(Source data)
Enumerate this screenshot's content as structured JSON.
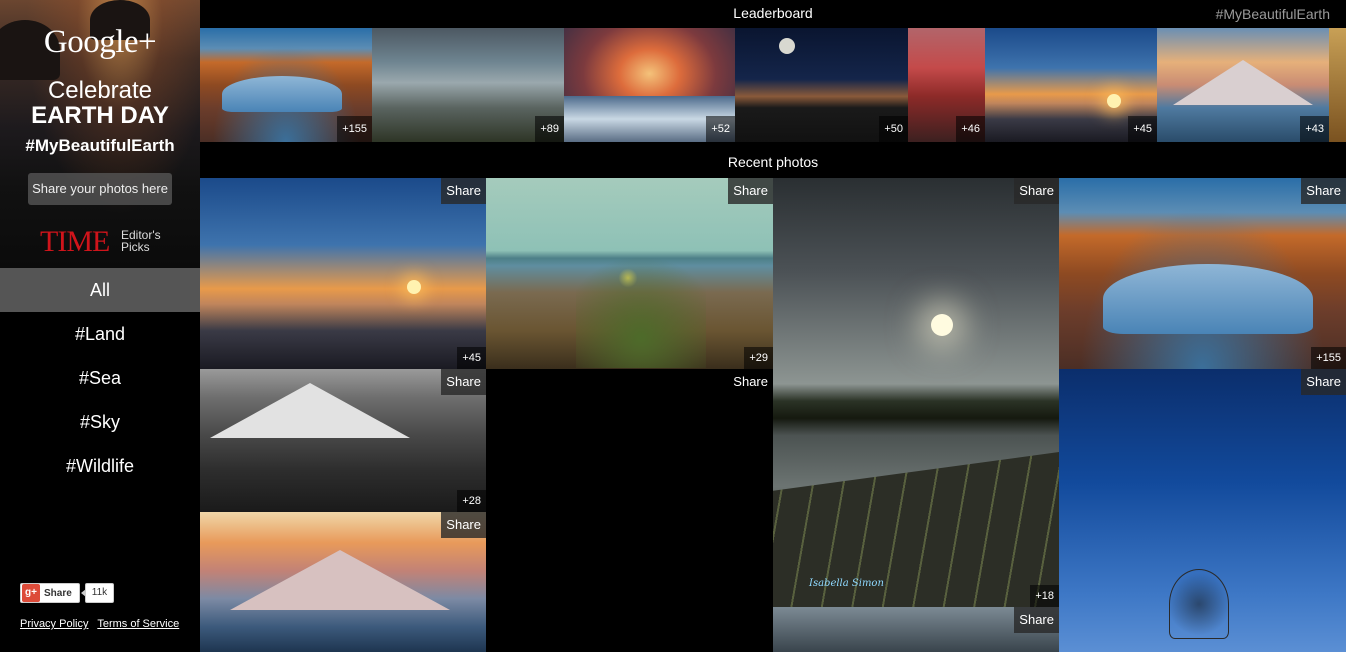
{
  "sidebar": {
    "logo_text": "Google+",
    "celebrate": "Celebrate",
    "earth_day": "EARTH DAY",
    "hashtag": "#MyBeautifulEarth",
    "share_button": "Share your photos here",
    "time_logo": "TIME",
    "editors_picks": "Editor's Picks",
    "nav": [
      {
        "label": "All",
        "active": true
      },
      {
        "label": "#Land",
        "active": false
      },
      {
        "label": "#Sea",
        "active": false
      },
      {
        "label": "#Sky",
        "active": false
      },
      {
        "label": "#Wildlife",
        "active": false
      }
    ],
    "gplus_share": {
      "icon": "g+",
      "label": "Share",
      "count": "11k"
    },
    "links": {
      "privacy": "Privacy Policy",
      "terms": "Terms of Service"
    }
  },
  "header": {
    "leaderboard_title": "Leaderboard",
    "hashtag": "#MyBeautifulEarth",
    "recent_title": "Recent photos"
  },
  "leaderboard": [
    {
      "style": "p-arch",
      "count": "+155"
    },
    {
      "style": "p-storm",
      "count": "+89"
    },
    {
      "style": "p-sunsetfire",
      "count": "+52"
    },
    {
      "style": "p-nightroad",
      "count": "+50"
    },
    {
      "style": "p-redrock",
      "count": "+46"
    },
    {
      "style": "p-beach",
      "count": "+45"
    },
    {
      "style": "p-mtn",
      "count": "+43"
    },
    {
      "style": "p-edge",
      "count": ""
    }
  ],
  "recent": [
    {
      "style": "p-beach",
      "share": "Share",
      "count": "+45"
    },
    {
      "style": "p-grass",
      "share": "Share",
      "count": "+29"
    },
    {
      "style": "p-lake",
      "share": "Share",
      "count": "+18"
    },
    {
      "style": "p-arch",
      "share": "Share",
      "count": "+155"
    },
    {
      "style": "p-bwmtn",
      "share": "Share",
      "count": "+28"
    },
    {
      "style": "empty",
      "share": "Share",
      "count": ""
    },
    {
      "style": "p-bluesky",
      "share": "Share",
      "count": ""
    },
    {
      "style": "p-mtn2",
      "share": "Share",
      "count": ""
    },
    {
      "style": "p-stormsmall",
      "share": "Share",
      "count": ""
    }
  ],
  "photo_credit": "Isabella Simon",
  "colors": {
    "nav_active_bg": "#555555",
    "time_red": "#d0141b",
    "gplus_red": "#dd4b39"
  }
}
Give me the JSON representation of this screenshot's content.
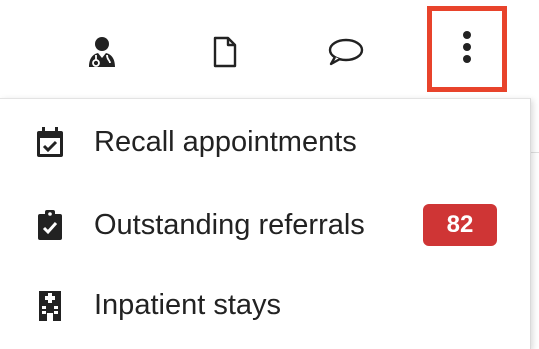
{
  "toolbar": {
    "buttons": [
      {
        "name": "doctor",
        "icon": "user-doctor-icon"
      },
      {
        "name": "document",
        "icon": "file-icon"
      },
      {
        "name": "message",
        "icon": "comment-icon"
      },
      {
        "name": "more",
        "icon": "ellipsis-vertical-icon"
      }
    ],
    "highlight_color": "#e8432b"
  },
  "menu": {
    "items": [
      {
        "label": "Recall appointments",
        "icon": "calendar-check-icon"
      },
      {
        "label": "Outstanding referrals",
        "icon": "clipboard-check-icon",
        "badge": "82"
      },
      {
        "label": "Inpatient stays",
        "icon": "hospital-icon"
      }
    ],
    "badge_color": "#cf3535"
  }
}
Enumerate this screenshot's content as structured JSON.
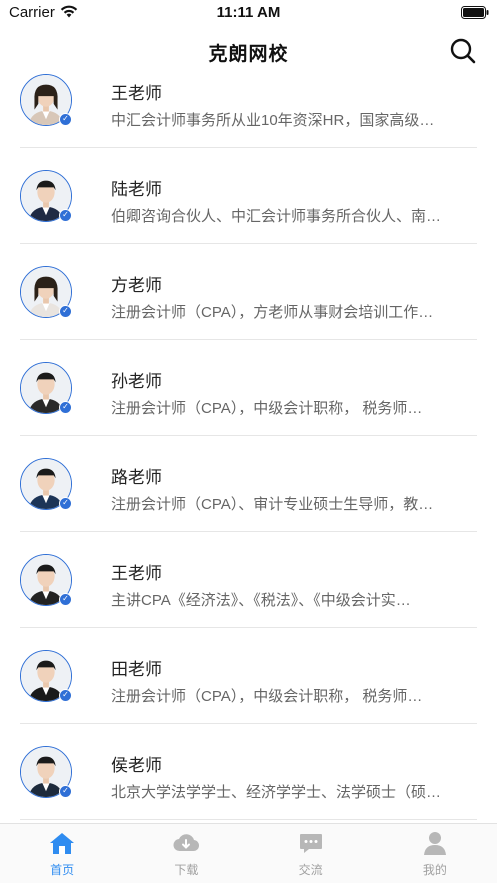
{
  "status_bar": {
    "carrier": "Carrier",
    "time": "11:11 AM"
  },
  "nav": {
    "title": "克朗网校",
    "search_icon": "search-icon"
  },
  "teachers": [
    {
      "name": "王老师",
      "desc": "中汇会计师事务所从业10年资深HR，国家高级…",
      "gender": "f",
      "suit": "#d8c7b8"
    },
    {
      "name": "陆老师",
      "desc": "伯卿咨询合伙人、中汇会计师事务所合伙人、南…",
      "gender": "m",
      "suit": "#1f2a44"
    },
    {
      "name": "方老师",
      "desc": "注册会计师（CPA），方老师从事财会培训工作…",
      "gender": "f",
      "suit": "#e9e4df"
    },
    {
      "name": "孙老师",
      "desc": "注册会计师（CPA），中级会计职称， 税务师…",
      "gender": "m",
      "suit": "#2a2a2a"
    },
    {
      "name": "路老师",
      "desc": "注册会计师（CPA）、审计专业硕士生导师，教…",
      "gender": "m",
      "suit": "#1d3557"
    },
    {
      "name": "王老师",
      "desc": "主讲CPA《经济法》、《税法》、《中级会计实…",
      "gender": "m",
      "suit": "#222222"
    },
    {
      "name": "田老师",
      "desc": "注册会计师（CPA），中级会计职称， 税务师…",
      "gender": "m",
      "suit": "#1a1a1a"
    },
    {
      "name": "侯老师",
      "desc": "北京大学法学学士、经济学学士、法学硕士（硕…",
      "gender": "m",
      "suit": "#1e2b3c"
    }
  ],
  "tabs": [
    {
      "label": "首页",
      "icon": "home-icon",
      "active": true
    },
    {
      "label": "下载",
      "icon": "download-icon",
      "active": false
    },
    {
      "label": "交流",
      "icon": "chat-icon",
      "active": false
    },
    {
      "label": "我的",
      "icon": "profile-icon",
      "active": false
    }
  ],
  "colors": {
    "accent": "#2f8cf0",
    "avatar_ring": "#2f6fd6",
    "inactive": "#a0a0a0"
  }
}
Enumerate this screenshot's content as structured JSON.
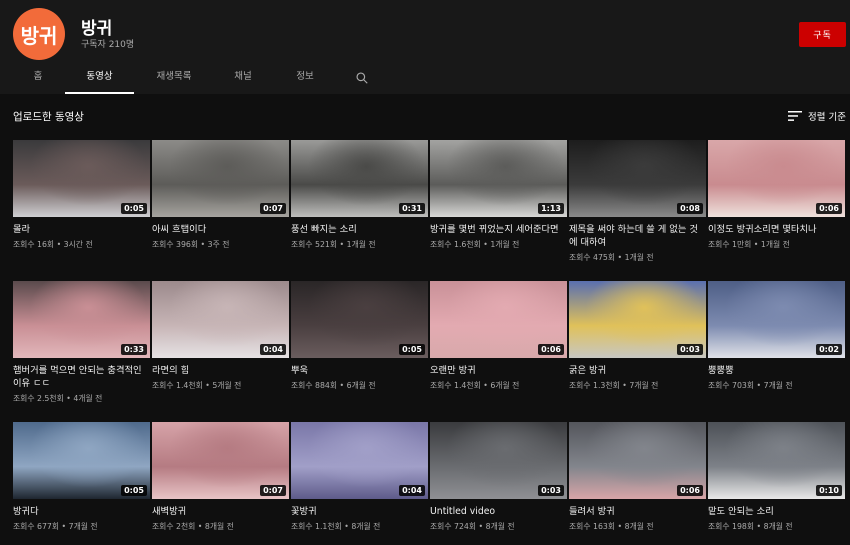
{
  "channel": {
    "avatar_text": "방귀",
    "avatar_color": "#f26b3a",
    "name": "방귀",
    "subscribers": "구독자 210명",
    "subscribe_label": "구독",
    "subscribe_color": "#cc0000"
  },
  "tabs": [
    {
      "label": "홈",
      "active": false
    },
    {
      "label": "동영상",
      "active": true
    },
    {
      "label": "재생목록",
      "active": false
    },
    {
      "label": "채널",
      "active": false
    },
    {
      "label": "정보",
      "active": false
    }
  ],
  "search_icon": "search-icon",
  "section": {
    "title": "업로드한 동영상",
    "sort_label": "정렬 기준",
    "sort_icon": "sort-icon"
  },
  "videos": [
    {
      "title": "몰라",
      "duration": "0:05",
      "views": "조회수 16회",
      "age": "3시간 전",
      "colors": [
        "#3a3a3c",
        "#6b5b5a",
        "#cfcfd2"
      ]
    },
    {
      "title": "아씨 흐탭이다",
      "duration": "0:07",
      "views": "조회수 396회",
      "age": "3주 전",
      "colors": [
        "#8c8b88",
        "#5d5c59",
        "#a6a49f"
      ]
    },
    {
      "title": "풍선 빠지는 소리",
      "duration": "0:31",
      "views": "조회수 521회",
      "age": "1개월 전",
      "colors": [
        "#9a9a98",
        "#4a4a48",
        "#bfbfbd"
      ]
    },
    {
      "title": "방귀를 몇번 뀌었는지 세어준다면",
      "duration": "1:13",
      "views": "조회수 1.6천회",
      "age": "1개월 전",
      "colors": [
        "#a3a3a1",
        "#5c5c5a",
        "#d8d8d6"
      ]
    },
    {
      "title": "제목을 써야 하는데 쓸 게 없는 것에 대하여",
      "duration": "0:08",
      "views": "조회수 475회",
      "age": "1개월 전",
      "colors": [
        "#1d1d1d",
        "#3b3b3b",
        "#8a8a8a"
      ]
    },
    {
      "title": "이정도 방귀소리면 몇타치나",
      "duration": "0:06",
      "views": "조회수 1만회",
      "age": "1개월 전",
      "colors": [
        "#d9a7a9",
        "#c98b8f",
        "#efe1dc"
      ]
    },
    {
      "title": "햄버거를 먹으면 안되는 충격적인 이유 ㄷㄷ",
      "duration": "0:33",
      "views": "조회수 2.5천회",
      "age": "4개월 전",
      "colors": [
        "#5a4a4c",
        "#c98f95",
        "#e2b7bb"
      ]
    },
    {
      "title": "라면의 힘",
      "duration": "0:04",
      "views": "조회수 1.4천회",
      "age": "5개월 전",
      "colors": [
        "#9c8a8c",
        "#c7b5b6",
        "#e6e2e4"
      ]
    },
    {
      "title": "뿌욱",
      "duration": "0:05",
      "views": "조회수 884회",
      "age": "6개월 전",
      "colors": [
        "#2a2627",
        "#4a3f40",
        "#6a5d5e"
      ]
    },
    {
      "title": "오랜만 방귀",
      "duration": "0:06",
      "views": "조회수 1.4천회",
      "age": "6개월 전",
      "colors": [
        "#c99198",
        "#e3aab1",
        "#d8a9ab"
      ]
    },
    {
      "title": "굵은 방귀",
      "duration": "0:03",
      "views": "조회수 1.3천회",
      "age": "7개월 전",
      "colors": [
        "#5a6fb0",
        "#e0c15a",
        "#c7c7c3"
      ]
    },
    {
      "title": "뿡뿡뿡",
      "duration": "0:02",
      "views": "조회수 703회",
      "age": "7개월 전",
      "colors": [
        "#4e5e86",
        "#7d8bb0",
        "#e0e2e8"
      ]
    },
    {
      "title": "방귀다",
      "duration": "0:05",
      "views": "조회수 677회",
      "age": "7개월 전",
      "colors": [
        "#4f6a8c",
        "#8fa6c2",
        "#1e2630"
      ]
    },
    {
      "title": "새벽방귀",
      "duration": "0:07",
      "views": "조회수 2천회",
      "age": "8개월 전",
      "colors": [
        "#d6a3a8",
        "#b57b82",
        "#e8c4c6"
      ]
    },
    {
      "title": "꽃방귀",
      "duration": "0:04",
      "views": "조회수 1.1천회",
      "age": "8개월 전",
      "colors": [
        "#7a77a8",
        "#a19fc8",
        "#5e5b8a"
      ]
    },
    {
      "title": "Untitled video",
      "duration": "0:03",
      "views": "조회수 724회",
      "age": "8개월 전",
      "colors": [
        "#3a3b3e",
        "#6a6c70",
        "#8f9094"
      ]
    },
    {
      "title": "들려서 방귀",
      "duration": "0:06",
      "views": "조회수 163회",
      "age": "8개월 전",
      "colors": [
        "#54565c",
        "#82858c",
        "#d8a5a8"
      ]
    },
    {
      "title": "맡도 안되는 소리",
      "duration": "0:10",
      "views": "조회수 198회",
      "age": "8개월 전",
      "colors": [
        "#4d5157",
        "#7d8188",
        "#e9e9e9"
      ]
    }
  ]
}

### [Short task]
Identify every line holding the word "search" and copy it out.

### [Solution to this exercise]
    "search_icon": "search-icon"
  "search_icon": "search-icon",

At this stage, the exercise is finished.